### TASK REQUIREMENTS
From the listing below, pull out the lines that hold "copyright".

-- begin --

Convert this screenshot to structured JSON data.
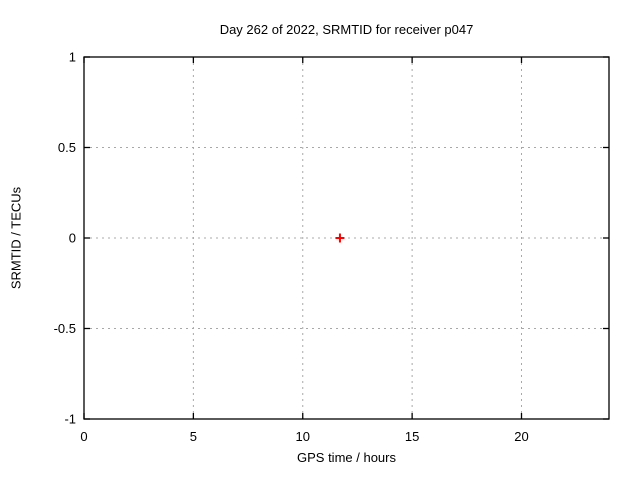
{
  "chart_data": {
    "type": "scatter",
    "title": "Day 262 of 2022, SRMTID for receiver p047",
    "xlabel": "GPS time / hours",
    "ylabel": "SRMTID / TECUs",
    "xlim": [
      0,
      24
    ],
    "ylim": [
      -1,
      1
    ],
    "xticks": [
      0,
      5,
      10,
      15,
      20
    ],
    "xtick_labels": [
      "0",
      "5",
      "10",
      "15",
      "20"
    ],
    "yticks": [
      -1,
      -0.5,
      0,
      0.5,
      1
    ],
    "ytick_labels": [
      "-1",
      "-0.5",
      "0",
      "0.5",
      "1"
    ],
    "grid": true,
    "legend_position": "none",
    "series": [
      {
        "name": "SRMTID",
        "marker": "plus",
        "color": "#ff0000",
        "points": [
          {
            "x": 11.7,
            "y": 0.0
          }
        ]
      }
    ]
  },
  "style": {
    "background": "#ffffff",
    "border_color": "#000000",
    "grid_color": "#a8a8a8",
    "text_color": "#000000",
    "marker_color": "#ff0000"
  }
}
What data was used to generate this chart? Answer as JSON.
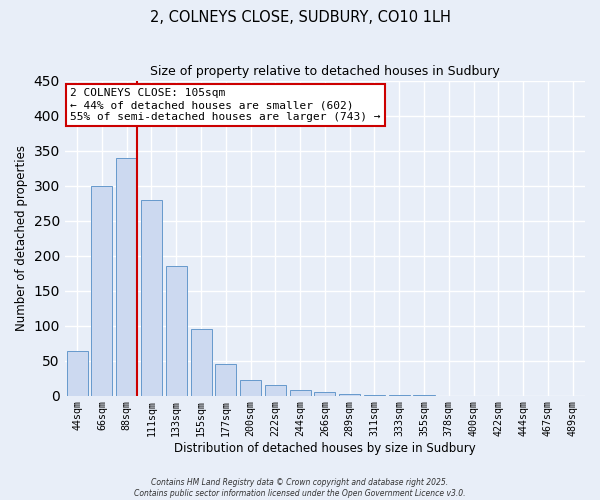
{
  "title": "2, COLNEYS CLOSE, SUDBURY, CO10 1LH",
  "subtitle": "Size of property relative to detached houses in Sudbury",
  "xlabel": "Distribution of detached houses by size in Sudbury",
  "ylabel": "Number of detached properties",
  "bar_labels": [
    "44sqm",
    "66sqm",
    "88sqm",
    "111sqm",
    "133sqm",
    "155sqm",
    "177sqm",
    "200sqm",
    "222sqm",
    "244sqm",
    "266sqm",
    "289sqm",
    "311sqm",
    "333sqm",
    "355sqm",
    "378sqm",
    "400sqm",
    "422sqm",
    "444sqm",
    "467sqm",
    "489sqm"
  ],
  "bar_values": [
    63,
    300,
    340,
    280,
    185,
    95,
    45,
    22,
    15,
    8,
    5,
    2,
    1,
    1,
    1,
    0,
    0,
    0,
    0,
    0,
    0
  ],
  "bar_color": "#ccd9f0",
  "bar_edge_color": "#6699cc",
  "ylim": [
    0,
    450
  ],
  "yticks": [
    0,
    50,
    100,
    150,
    200,
    250,
    300,
    350,
    400,
    450
  ],
  "vline_x_index": 2,
  "vline_color": "#cc0000",
  "annotation_title": "2 COLNEYS CLOSE: 105sqm",
  "annotation_line1": "← 44% of detached houses are smaller (602)",
  "annotation_line2": "55% of semi-detached houses are larger (743) →",
  "annotation_box_color": "#ffffff",
  "annotation_box_edge": "#cc0000",
  "footer1": "Contains HM Land Registry data © Crown copyright and database right 2025.",
  "footer2": "Contains public sector information licensed under the Open Government Licence v3.0.",
  "background_color": "#e8eef8",
  "grid_color": "#ffffff"
}
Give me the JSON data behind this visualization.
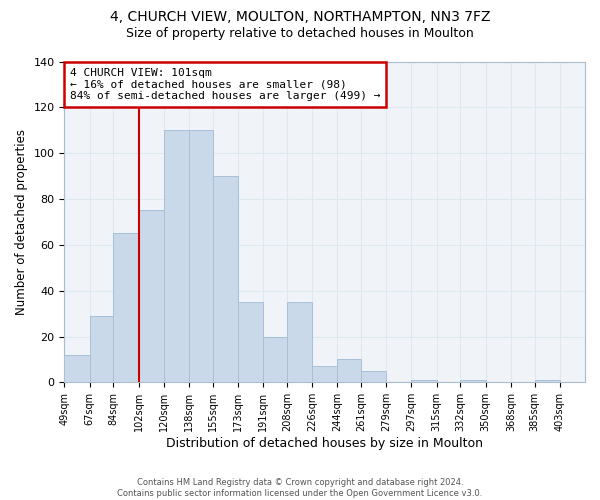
{
  "title1": "4, CHURCH VIEW, MOULTON, NORTHAMPTON, NN3 7FZ",
  "title2": "Size of property relative to detached houses in Moulton",
  "xlabel": "Distribution of detached houses by size in Moulton",
  "ylabel": "Number of detached properties",
  "bar_left_edges": [
    49,
    67,
    84,
    102,
    120,
    138,
    155,
    173,
    191,
    208,
    226,
    244,
    261,
    279,
    297,
    315,
    332,
    350,
    368,
    385
  ],
  "bar_heights": [
    12,
    29,
    65,
    75,
    110,
    110,
    90,
    35,
    20,
    35,
    7,
    10,
    5,
    0,
    1,
    0,
    1,
    0,
    0,
    1
  ],
  "bar_widths": [
    18,
    17,
    18,
    18,
    18,
    17,
    18,
    18,
    17,
    18,
    18,
    17,
    18,
    18,
    18,
    17,
    18,
    18,
    17,
    18
  ],
  "tick_labels": [
    "49sqm",
    "67sqm",
    "84sqm",
    "102sqm",
    "120sqm",
    "138sqm",
    "155sqm",
    "173sqm",
    "191sqm",
    "208sqm",
    "226sqm",
    "244sqm",
    "261sqm",
    "279sqm",
    "297sqm",
    "315sqm",
    "332sqm",
    "350sqm",
    "368sqm",
    "385sqm",
    "403sqm"
  ],
  "tick_positions": [
    49,
    67,
    84,
    102,
    120,
    138,
    155,
    173,
    191,
    208,
    226,
    244,
    261,
    279,
    297,
    315,
    332,
    350,
    368,
    385,
    403
  ],
  "bar_color": "#c9d9ea",
  "bar_edge_color": "#a8c0d8",
  "vline_x": 102,
  "vline_color": "#cc0000",
  "annotation_text": "4 CHURCH VIEW: 101sqm\n← 16% of detached houses are smaller (98)\n84% of semi-detached houses are larger (499) →",
  "annotation_box_edgecolor": "#cc0000",
  "annotation_box_facecolor": "#ffffff",
  "ylim": [
    0,
    140
  ],
  "xlim": [
    49,
    421
  ],
  "yticks": [
    0,
    20,
    40,
    60,
    80,
    100,
    120,
    140
  ],
  "footnote": "Contains HM Land Registry data © Crown copyright and database right 2024.\nContains public sector information licensed under the Open Government Licence v3.0.",
  "title1_fontsize": 10,
  "title2_fontsize": 9,
  "ylabel_fontsize": 8.5,
  "xlabel_fontsize": 9,
  "grid_color": "#dde8f0",
  "tick_fontsize": 7
}
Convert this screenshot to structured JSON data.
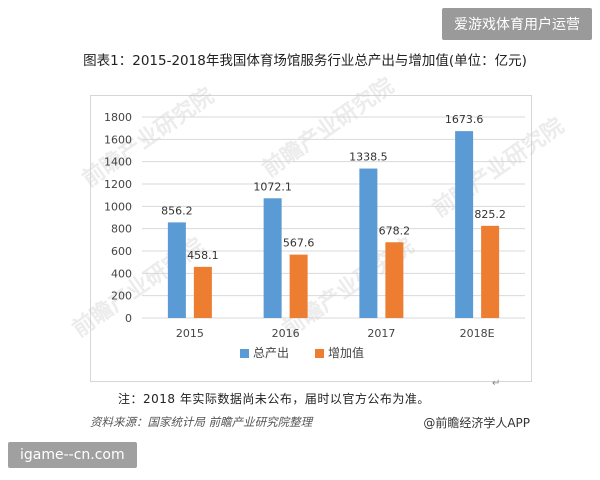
{
  "header": {
    "badge": "爱游戏体育用户运营"
  },
  "figure": {
    "title": "图表1：2015-2018年我国体育场馆服务行业总产出与增加值(单位：亿元)",
    "note": "注：2018 年实际数据尚未公布，届时以官方公布为准。",
    "note_mark": "↵",
    "source": "资料来源：国家统计局 前瞻产业研究院整理",
    "credit": "@前瞻经济学人APP",
    "watermark": "前瞻产业研究院"
  },
  "footer": {
    "badge": "igame--cn.com"
  },
  "colors": {
    "series1": "#5b9bd5",
    "series2": "#ed7d31",
    "grid": "#d9d9d9"
  },
  "chart_data": {
    "type": "bar",
    "categories": [
      "2015",
      "2016",
      "2017",
      "2018E"
    ],
    "series": [
      {
        "name": "总产出",
        "values": [
          856.2,
          1072.1,
          1338.5,
          1673.6
        ]
      },
      {
        "name": "增加值",
        "values": [
          458.1,
          567.6,
          678.2,
          825.2
        ]
      }
    ],
    "ylim": [
      0,
      1800
    ],
    "yticks": [
      0,
      200,
      400,
      600,
      800,
      1000,
      1200,
      1400,
      1600,
      1800
    ],
    "grid": true,
    "legend": "bottom"
  }
}
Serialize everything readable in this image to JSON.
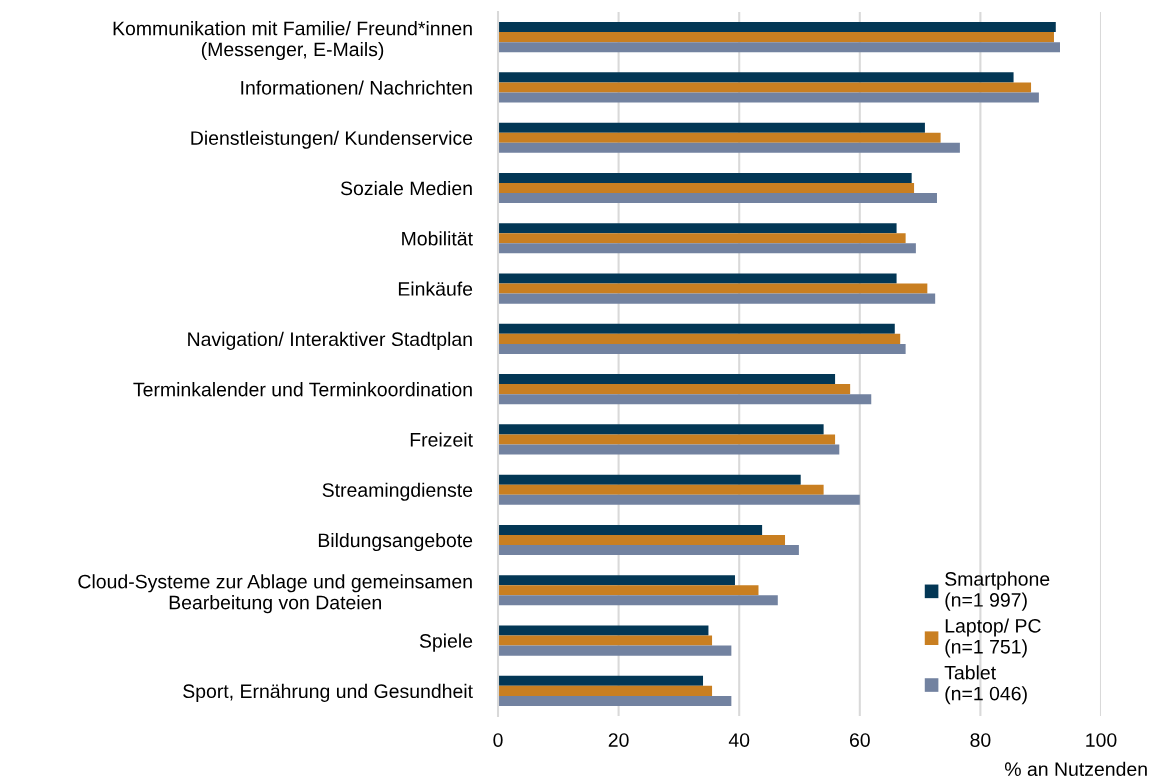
{
  "chart_data": {
    "type": "bar",
    "orientation": "horizontal",
    "xlabel": "% an Nutzenden",
    "categories": [
      "Kommunikation mit Familie/ Freund*innen\n(Messenger, E-Mails)",
      "Informationen/ Nachrichten",
      "Dienstleistungen/ Kundenservice",
      "Soziale Medien",
      "Mobilität",
      "Einkäufe",
      "Navigation/ Interaktiver Stadtplan",
      "Terminkalender und Terminkoordination",
      "Freizeit",
      "Streamingdienste",
      "Bildungsangebote",
      "Cloud-Systeme zur Ablage und gemeinsamen\nBearbeitung von Dateien",
      "Spiele",
      "Sport, Ernährung und Gesundheit"
    ],
    "series": [
      {
        "name": "Smartphone\n(n=1 997)",
        "color": "#033755",
        "values": [
          92.5,
          85.5,
          70.8,
          68.6,
          66.1,
          66.1,
          65.8,
          55.9,
          54.0,
          50.2,
          43.8,
          39.3,
          34.9,
          34.0
        ]
      },
      {
        "name": "Laptop/ PC\n(n=1 751)",
        "color": "#c97f21",
        "values": [
          92.2,
          88.4,
          73.4,
          69.0,
          67.6,
          71.2,
          66.7,
          58.4,
          55.9,
          54.0,
          47.6,
          43.2,
          35.5,
          35.5
        ]
      },
      {
        "name": "Tablet\n(n=1 046)",
        "color": "#7282a0",
        "values": [
          93.2,
          89.7,
          76.6,
          72.8,
          69.3,
          72.5,
          67.6,
          61.9,
          56.6,
          60.0,
          49.9,
          46.4,
          38.7,
          38.7
        ]
      }
    ],
    "xlim": [
      0,
      100
    ],
    "xticks": [
      0,
      20,
      40,
      60,
      80,
      100
    ],
    "grid": "x",
    "legend": "bottom right"
  }
}
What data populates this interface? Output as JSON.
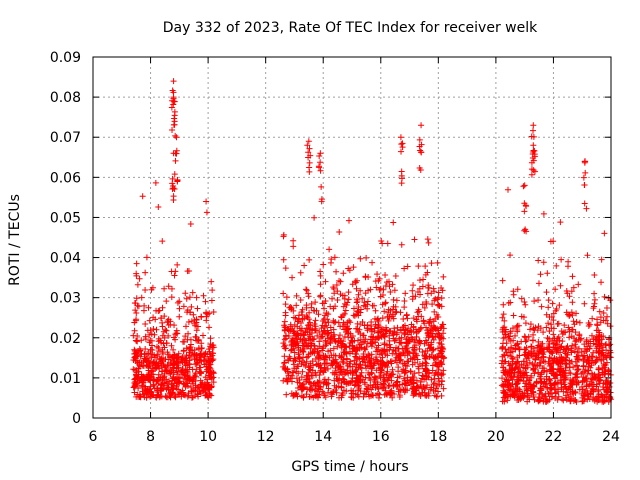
{
  "chart_data": {
    "type": "scatter",
    "title": "Day 332 of 2023, Rate Of TEC Index for receiver welk",
    "xlabel": "GPS time / hours",
    "ylabel": "ROTI / TECUs",
    "xlim": [
      6,
      24
    ],
    "ylim": [
      0,
      0.09
    ],
    "x_ticks": [
      6,
      8,
      10,
      12,
      14,
      16,
      18,
      20,
      22,
      24
    ],
    "y_ticks": [
      0,
      0.01,
      0.02,
      0.03,
      0.04,
      0.05,
      0.06,
      0.07,
      0.08,
      0.09
    ],
    "grid": true,
    "marker": "+",
    "color": "#ff0000",
    "clusters": [
      {
        "x_range": [
          7.4,
          10.2
        ],
        "base": [
          0.005,
          0.016
        ],
        "max": 0.084
      },
      {
        "x_range": [
          12.6,
          18.2
        ],
        "base": [
          0.005,
          0.022
        ],
        "max": 0.073
      },
      {
        "x_range": [
          20.2,
          24.0
        ],
        "base": [
          0.004,
          0.017
        ],
        "max": 0.073
      }
    ],
    "peaks": [
      {
        "x": 8.8,
        "y": 0.084
      },
      {
        "x": 8.8,
        "y": 0.08
      },
      {
        "x": 8.9,
        "y": 0.07
      },
      {
        "x": 8.8,
        "y": 0.066
      },
      {
        "x": 13.5,
        "y": 0.069
      },
      {
        "x": 13.9,
        "y": 0.066
      },
      {
        "x": 16.7,
        "y": 0.07
      },
      {
        "x": 17.4,
        "y": 0.073
      },
      {
        "x": 21.3,
        "y": 0.073
      },
      {
        "x": 21.3,
        "y": 0.068
      },
      {
        "x": 21.0,
        "y": 0.058
      },
      {
        "x": 23.1,
        "y": 0.064
      },
      {
        "x": 7.5,
        "y": 0.036
      },
      {
        "x": 9.6,
        "y": 0.03
      }
    ]
  }
}
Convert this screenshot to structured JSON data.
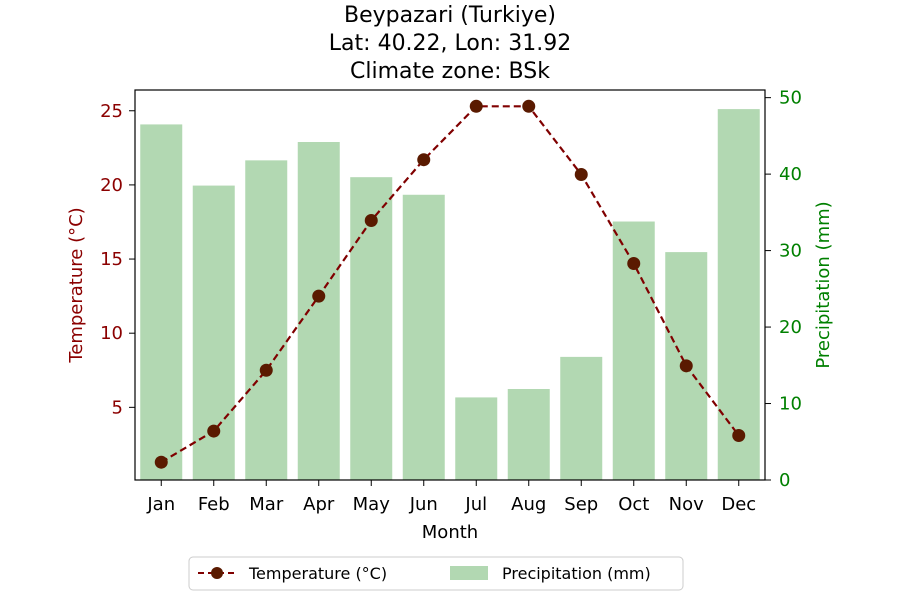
{
  "chart_data": {
    "type": "bar+line",
    "title": [
      "Beypazari (Turkiye)",
      "Lat: 40.22, Lon: 31.92",
      "Climate zone: BSk"
    ],
    "xlabel": "Month",
    "categories": [
      "Jan",
      "Feb",
      "Mar",
      "Apr",
      "May",
      "Jun",
      "Jul",
      "Aug",
      "Sep",
      "Oct",
      "Nov",
      "Dec"
    ],
    "y_left": {
      "label": "Temperature (°C)",
      "lim": [
        0.1,
        26.4
      ],
      "ticks": [
        5,
        10,
        15,
        20,
        25
      ]
    },
    "y_right": {
      "label": "Precipitation (mm)",
      "lim": [
        0,
        51
      ],
      "ticks": [
        0,
        10,
        20,
        30,
        40,
        50
      ]
    },
    "series": [
      {
        "name": "Temperature (°C)",
        "type": "line",
        "axis": "left",
        "color": "#800000",
        "marker_color": "#5a1a00",
        "values": [
          1.3,
          3.4,
          7.5,
          12.5,
          17.6,
          21.7,
          25.3,
          25.3,
          20.7,
          14.7,
          7.8,
          3.1
        ]
      },
      {
        "name": "Precipitation (mm)",
        "type": "bar",
        "axis": "right",
        "color": "#b2d8b2",
        "values": [
          46.5,
          38.5,
          41.8,
          44.2,
          39.6,
          37.3,
          10.8,
          11.9,
          16.1,
          33.8,
          29.8,
          48.5
        ]
      }
    ],
    "legend": {
      "placement": "bottom-center",
      "items": [
        "Temperature (°C)",
        "Precipitation (mm)"
      ]
    },
    "colors": {
      "left_axis": "#8b0000",
      "right_axis": "#008000"
    },
    "grid": false
  }
}
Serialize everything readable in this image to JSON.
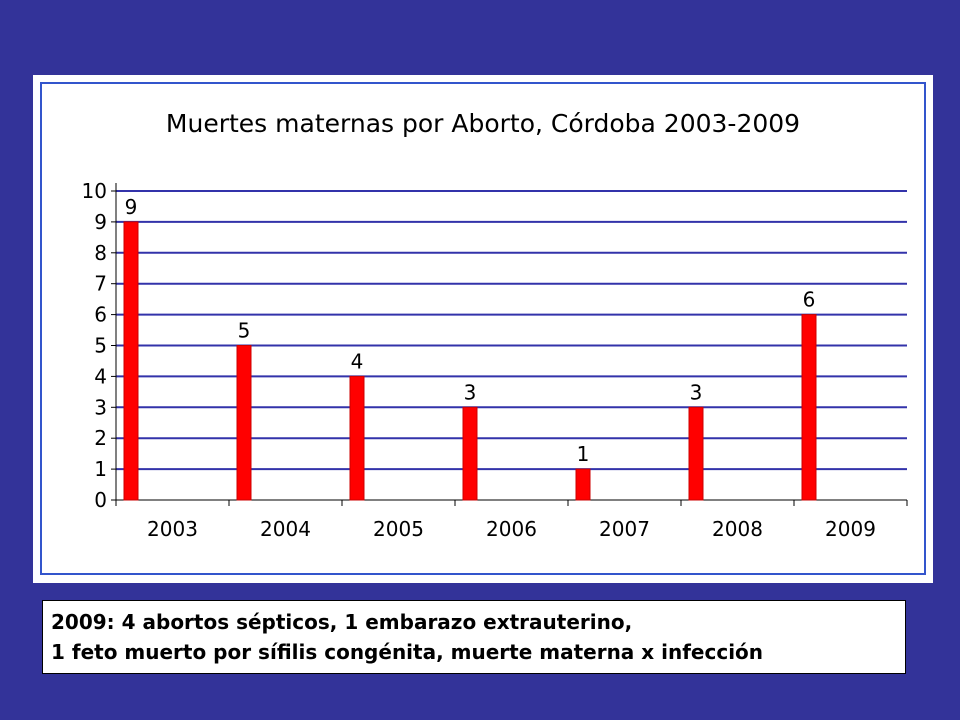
{
  "chart_data": {
    "type": "bar",
    "title": "Muertes maternas por Aborto, Córdoba 2003-2009",
    "xlabel": "",
    "ylabel": "",
    "categories": [
      "2003",
      "2004",
      "2005",
      "2006",
      "2007",
      "2008",
      "2009"
    ],
    "values": [
      9,
      5,
      4,
      3,
      1,
      3,
      6
    ],
    "data_labels": [
      "9",
      "5",
      "4",
      "3",
      "1",
      "3",
      "6"
    ],
    "ylim": [
      0,
      10
    ],
    "yticks": [
      "0",
      "1",
      "2",
      "3",
      "4",
      "5",
      "6",
      "7",
      "8",
      "9",
      "10"
    ],
    "grid": true,
    "legend": "none",
    "bar_color": "#ff0000",
    "grid_color": "#3333aa",
    "frame_color": "#3355cc"
  },
  "note": {
    "line1": "2009: 4 abortos sépticos, 1 embarazo extrauterino,",
    "line2": "1 feto muerto  por sífilis congénita, muerte materna x infección"
  }
}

-- end --

### EXERCISE ANSWER
  "footer1": "Contains HM Land Registry data © Crown copyright and database right 2025.",
  "footnote": "Contains HM Land Registry data © Crown copyright and database right 2024.\nContains public sector information licensed under the Open Government Licence v3.0.",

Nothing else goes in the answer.